• INSTRUCTIONS FOR THE TASK
Pull out every line below that contains the word "качество".

Saved entries
——————————

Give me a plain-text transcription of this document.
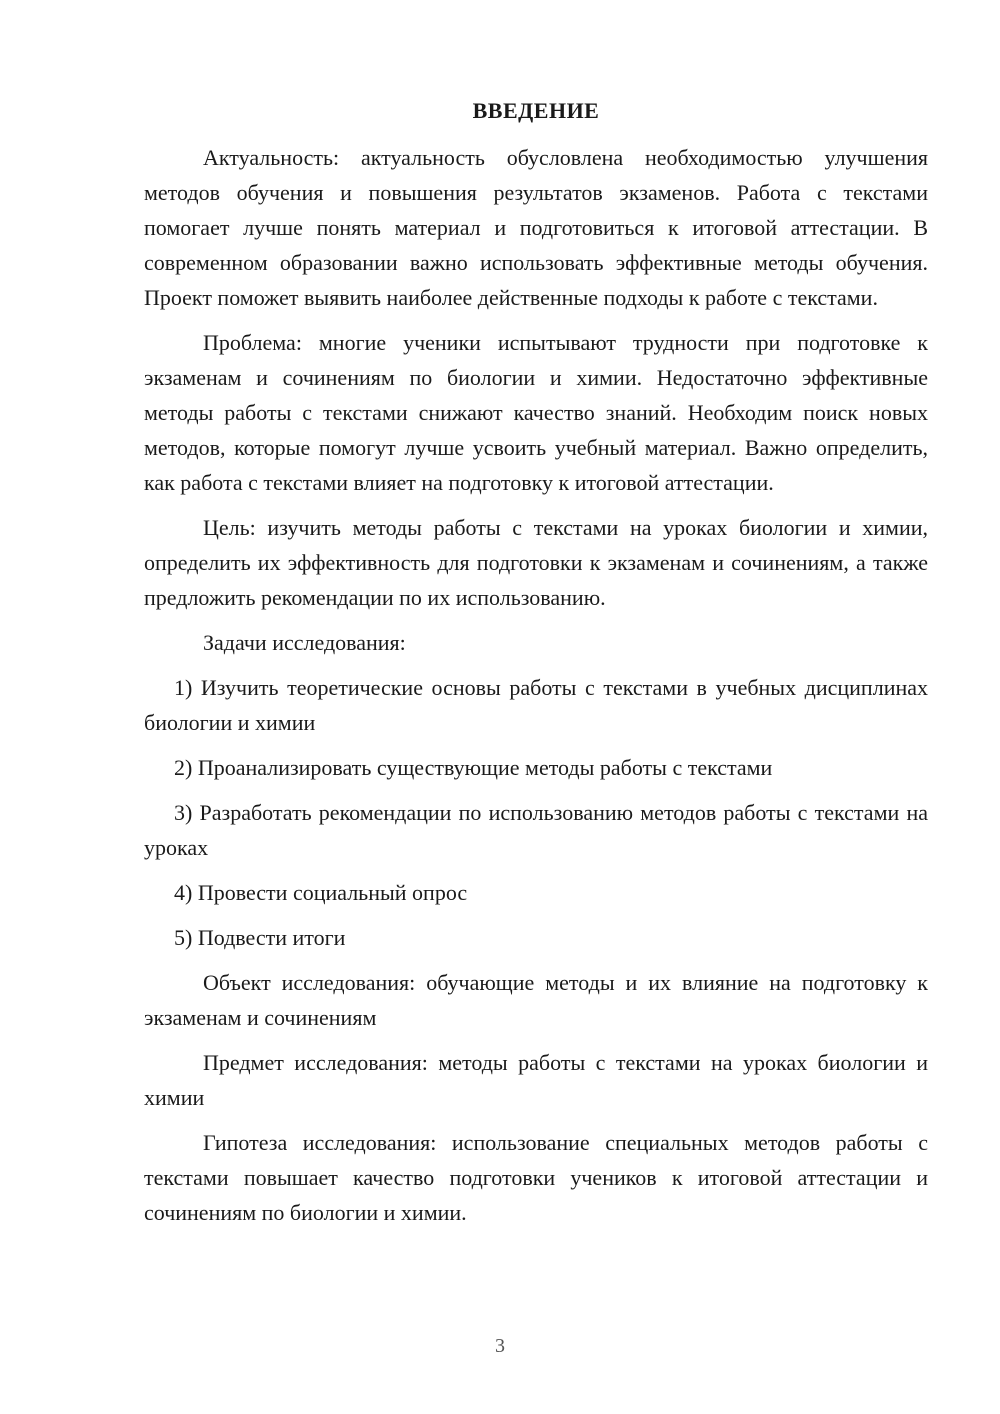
ВВЕДЕНИЕ

Актуальность: актуальность обусловлена необходимостью улучшения методов обучения и повышения результатов экзаменов. Работа с текстами помогает лучше понять материал и подготовиться к итоговой аттестации. В современном образовании важно использовать эффективные методы обучения. Проект поможет выявить наиболее действенные подходы к работе с текстами.

Проблема: многие ученики испытывают трудности при подготовке к экзаменам и сочинениям по биологии и химии. Недостаточно эффективные методы работы с текстами снижают качество знаний. Необходим поиск новых методов, которые помогут лучше усвоить учебный материал. Важно определить, как работа с текстами влияет на подготовку к итоговой аттестации.

Цель: изучить методы работы с текстами на уроках биологии и химии, определить их эффективность для подготовки к экзаменам и сочинениям, а также предложить рекомендации по их использованию.

Задачи исследования:

1) Изучить теоретические основы работы с текстами в учебных дисциплинах биологии и химии

2) Проанализировать существующие методы работы с текстами

3) Разработать рекомендации по использованию методов работы с текстами на уроках

4) Провести социальный опрос

5) Подвести итоги

Объект исследования: обучающие методы и их влияние на подготовку к экзаменам и сочинениям

Предмет исследования: методы работы с текстами на уроках биологии и химии

Гипотеза исследования: использование специальных методов работы с текстами повышает качество подготовки учеников к итоговой аттестации и сочинениям по биологии и химии.

3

——————————

• SOLUTION
Проблема: многие ученики испытывают трудности при подготовке к экзаменам и сочинениям по биологии и химии. Недостаточно эффективные методы работы с текстами снижают качество знаний. Необходим поиск новых методов, которые помогут лучше усвоить учебный материал. Важно определить, как работа с текстами влияет на подготовку к итоговой аттестации.
Гипотеза исследования: использование специальных методов работы с текстами повышает качество подготовки учеников к итоговой аттестации и сочинениям по биологии и химии.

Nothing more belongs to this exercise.